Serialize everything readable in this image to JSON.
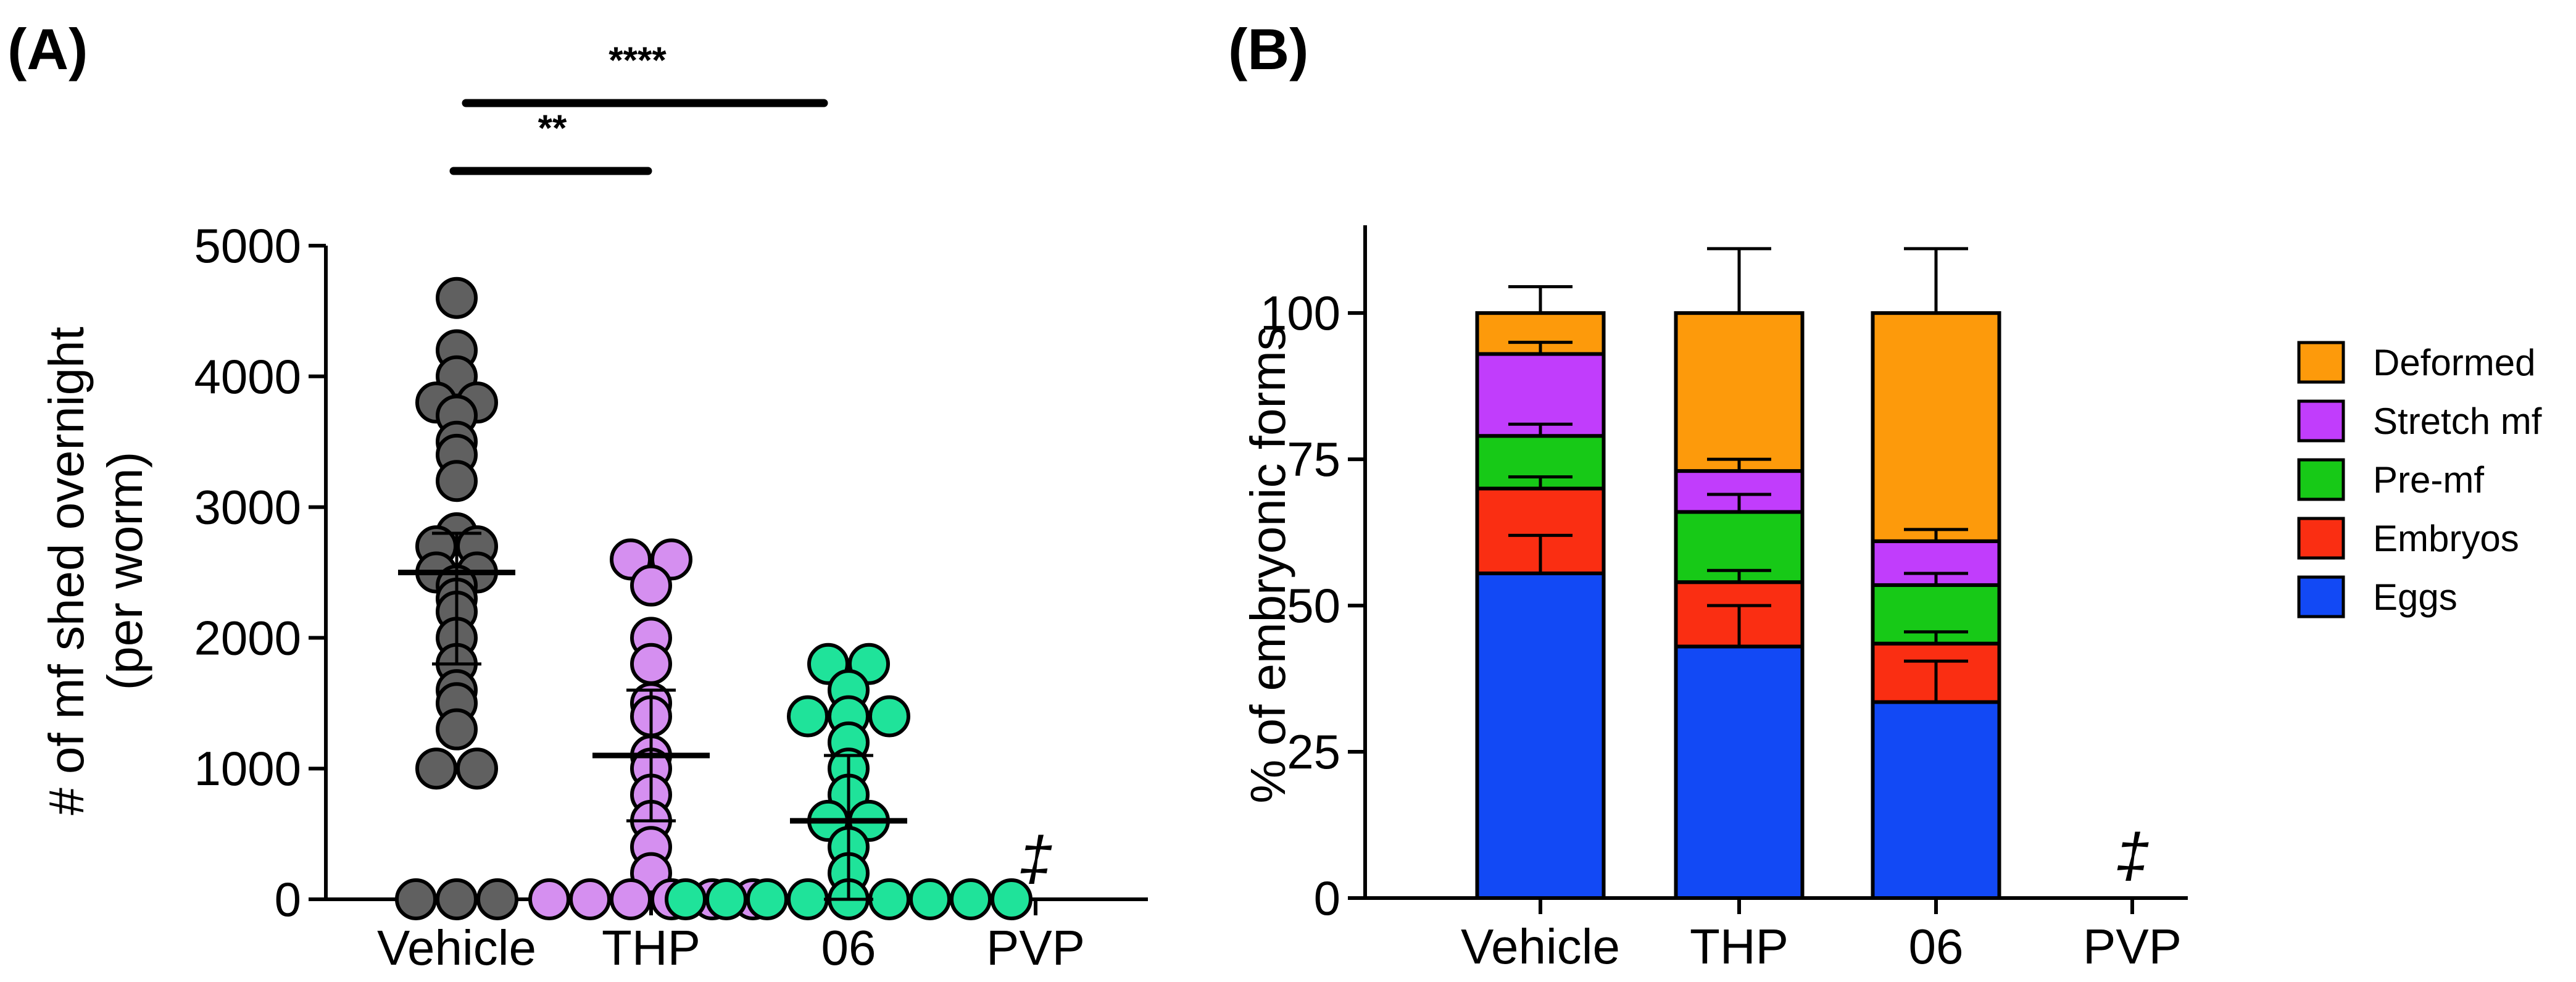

---

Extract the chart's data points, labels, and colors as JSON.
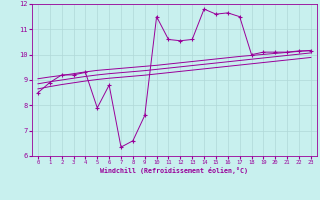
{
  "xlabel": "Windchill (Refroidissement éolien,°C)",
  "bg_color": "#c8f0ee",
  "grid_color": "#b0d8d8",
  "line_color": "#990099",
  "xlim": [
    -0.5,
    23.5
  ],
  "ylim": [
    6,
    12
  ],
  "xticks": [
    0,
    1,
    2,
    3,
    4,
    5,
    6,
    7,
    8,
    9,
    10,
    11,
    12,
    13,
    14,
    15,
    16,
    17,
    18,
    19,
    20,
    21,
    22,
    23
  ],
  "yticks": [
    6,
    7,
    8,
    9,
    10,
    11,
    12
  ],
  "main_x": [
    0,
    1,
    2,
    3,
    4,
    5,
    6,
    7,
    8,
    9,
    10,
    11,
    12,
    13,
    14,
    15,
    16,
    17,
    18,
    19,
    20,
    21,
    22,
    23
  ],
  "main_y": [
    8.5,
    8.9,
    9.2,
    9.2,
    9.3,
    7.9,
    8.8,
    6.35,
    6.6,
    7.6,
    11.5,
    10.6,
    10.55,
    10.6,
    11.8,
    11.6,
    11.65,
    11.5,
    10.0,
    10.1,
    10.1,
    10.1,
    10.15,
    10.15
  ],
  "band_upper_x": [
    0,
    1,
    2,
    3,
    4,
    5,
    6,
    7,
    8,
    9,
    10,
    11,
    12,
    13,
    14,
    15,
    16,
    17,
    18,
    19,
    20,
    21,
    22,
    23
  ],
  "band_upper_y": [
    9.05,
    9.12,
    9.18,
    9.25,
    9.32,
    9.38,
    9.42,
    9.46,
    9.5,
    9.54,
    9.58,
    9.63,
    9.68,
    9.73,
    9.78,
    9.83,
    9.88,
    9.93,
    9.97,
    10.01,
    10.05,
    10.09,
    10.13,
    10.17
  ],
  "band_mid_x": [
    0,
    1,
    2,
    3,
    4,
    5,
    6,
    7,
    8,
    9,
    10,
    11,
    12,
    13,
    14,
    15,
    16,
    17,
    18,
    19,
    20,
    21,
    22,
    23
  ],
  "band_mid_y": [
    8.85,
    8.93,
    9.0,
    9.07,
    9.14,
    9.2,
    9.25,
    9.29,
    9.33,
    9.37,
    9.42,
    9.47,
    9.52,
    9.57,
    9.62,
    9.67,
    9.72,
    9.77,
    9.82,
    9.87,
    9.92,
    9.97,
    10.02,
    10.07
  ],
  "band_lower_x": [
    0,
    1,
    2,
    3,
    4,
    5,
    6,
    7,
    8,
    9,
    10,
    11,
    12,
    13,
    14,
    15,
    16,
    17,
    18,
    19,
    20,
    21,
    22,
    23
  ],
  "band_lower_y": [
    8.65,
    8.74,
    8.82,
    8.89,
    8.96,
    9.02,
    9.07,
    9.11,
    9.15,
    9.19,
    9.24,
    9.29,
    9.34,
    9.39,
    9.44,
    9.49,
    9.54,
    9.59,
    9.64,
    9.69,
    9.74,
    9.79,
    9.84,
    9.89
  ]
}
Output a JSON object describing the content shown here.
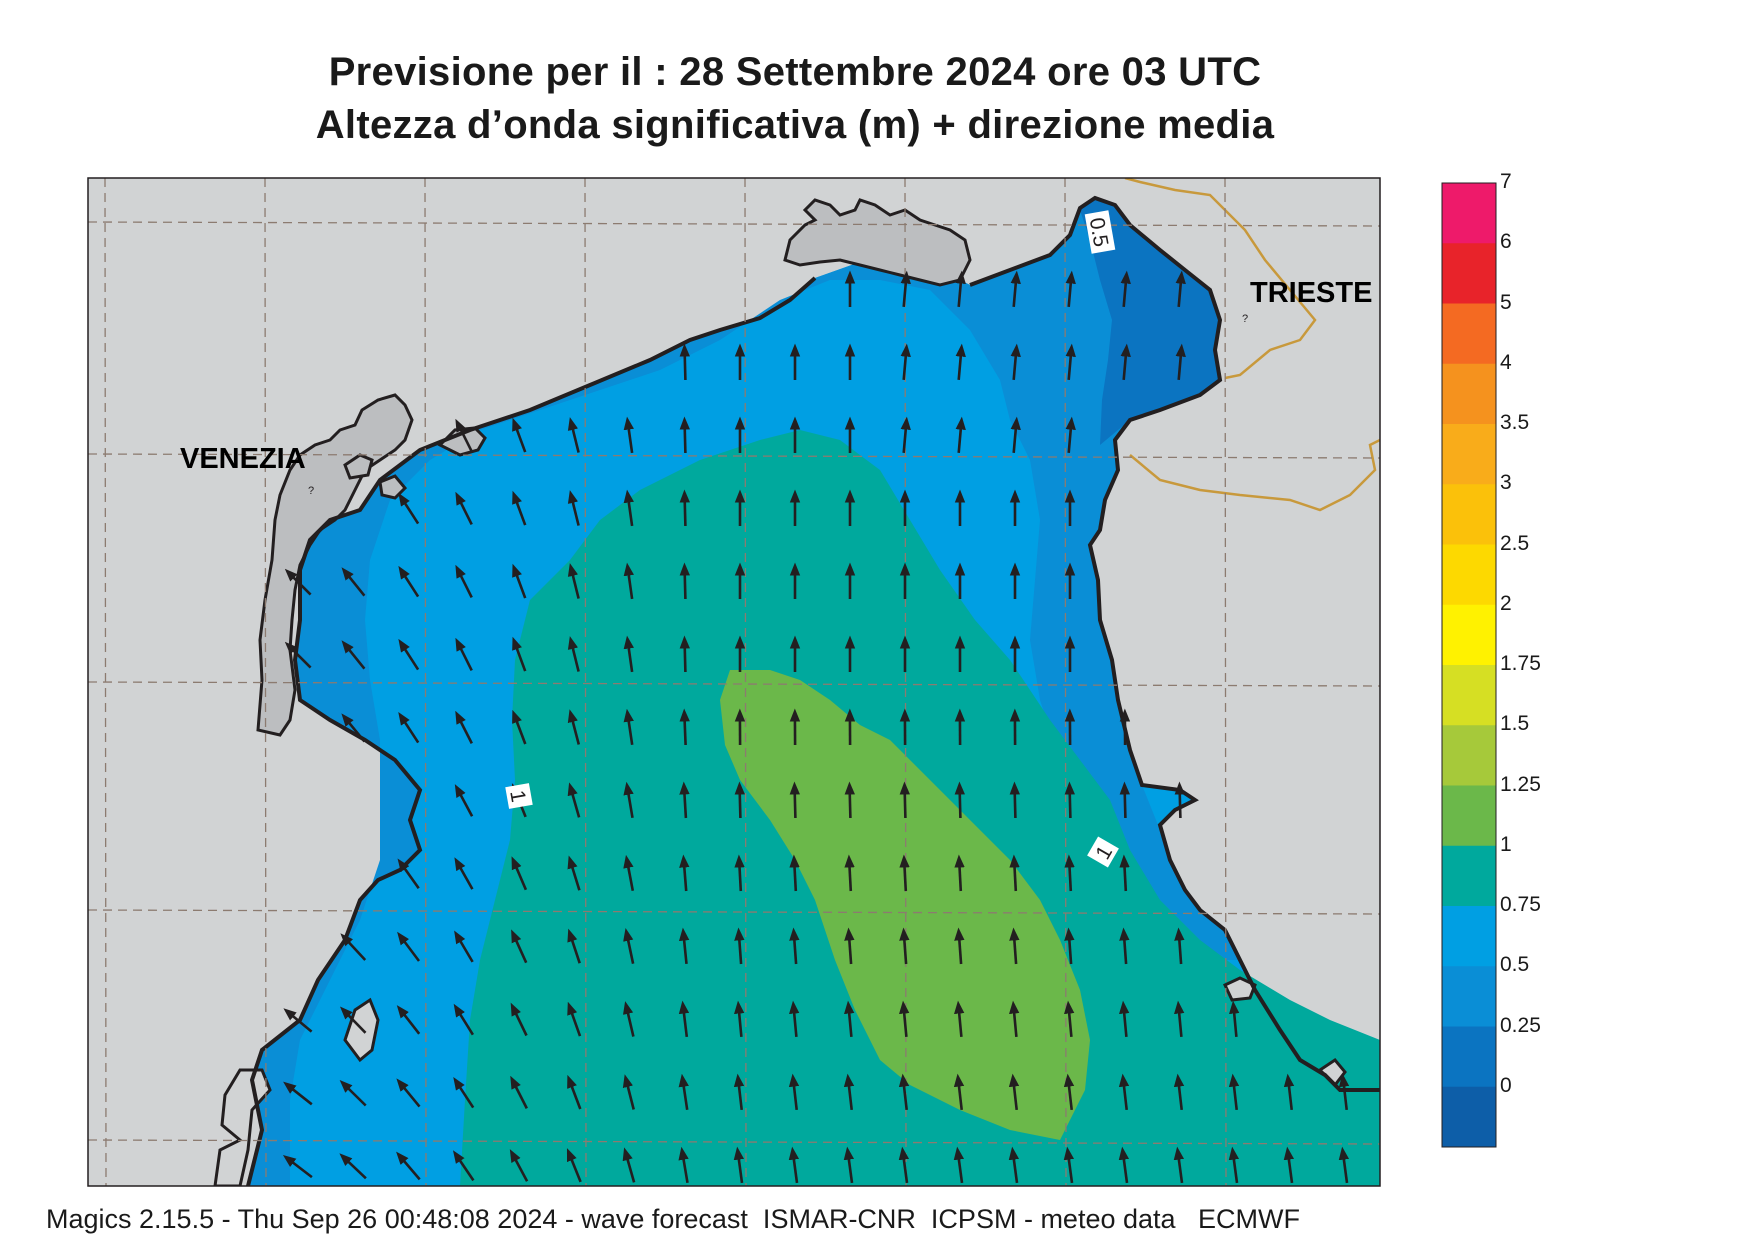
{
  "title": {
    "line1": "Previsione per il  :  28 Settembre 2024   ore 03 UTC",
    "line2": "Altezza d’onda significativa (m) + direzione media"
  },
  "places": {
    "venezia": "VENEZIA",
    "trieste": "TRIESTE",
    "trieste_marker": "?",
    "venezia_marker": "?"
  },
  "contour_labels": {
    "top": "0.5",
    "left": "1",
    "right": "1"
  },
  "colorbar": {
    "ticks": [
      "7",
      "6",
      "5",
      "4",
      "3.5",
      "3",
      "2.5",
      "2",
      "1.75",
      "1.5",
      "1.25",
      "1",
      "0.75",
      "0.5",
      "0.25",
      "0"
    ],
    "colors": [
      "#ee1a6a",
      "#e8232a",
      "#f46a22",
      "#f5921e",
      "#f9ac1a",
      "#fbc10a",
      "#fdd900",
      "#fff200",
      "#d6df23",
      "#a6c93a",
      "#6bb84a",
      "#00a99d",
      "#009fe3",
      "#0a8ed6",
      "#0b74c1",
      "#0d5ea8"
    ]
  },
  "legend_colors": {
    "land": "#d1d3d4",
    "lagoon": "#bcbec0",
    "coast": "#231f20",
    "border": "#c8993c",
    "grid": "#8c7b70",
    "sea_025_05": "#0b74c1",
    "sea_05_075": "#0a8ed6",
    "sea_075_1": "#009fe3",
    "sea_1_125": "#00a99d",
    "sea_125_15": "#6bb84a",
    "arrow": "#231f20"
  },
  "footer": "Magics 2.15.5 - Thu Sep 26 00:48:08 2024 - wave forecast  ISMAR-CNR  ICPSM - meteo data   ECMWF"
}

==

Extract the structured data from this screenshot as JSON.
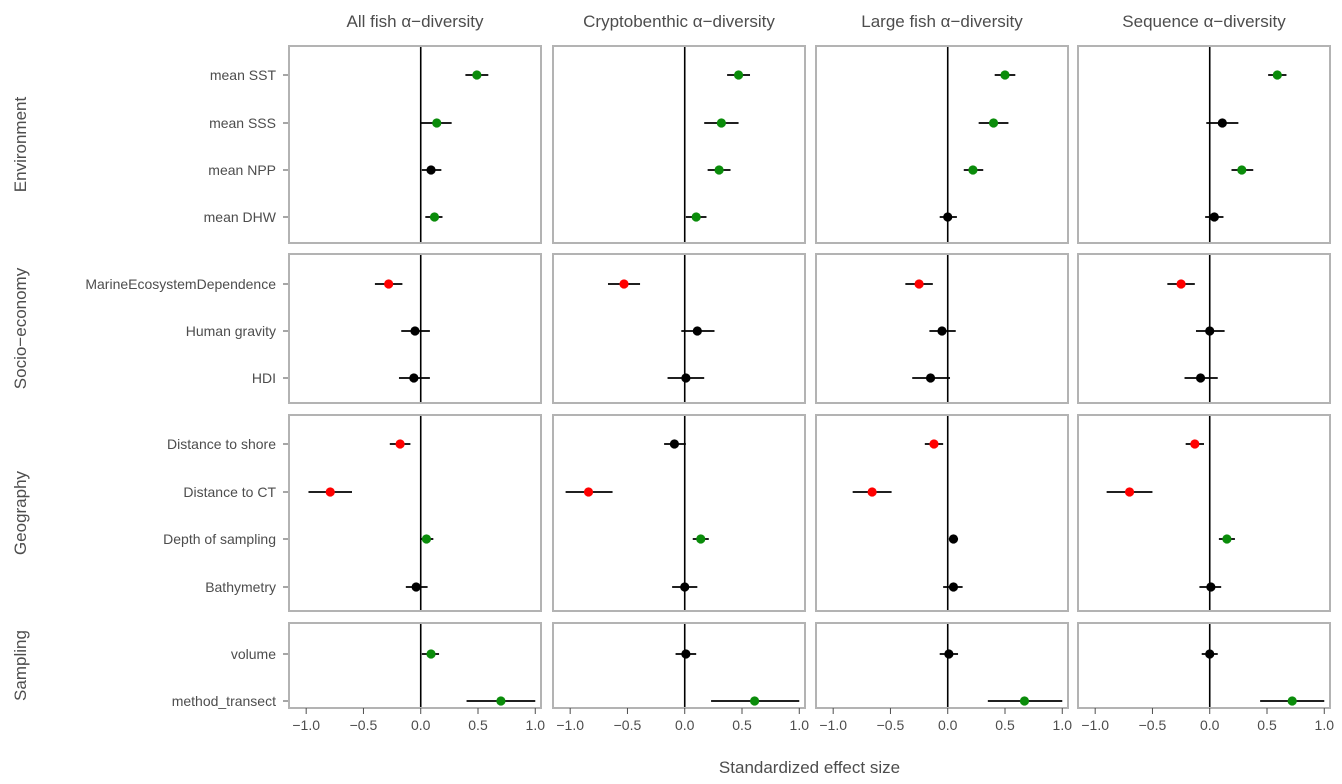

→ **GIVEN TASK**
Look through the data and gather every line with the string "this" in it.

→ **CORRECT OUTPUT**
Serialize everything readable in this image to JSON.
Extract the structured data from this screenshot as JSON.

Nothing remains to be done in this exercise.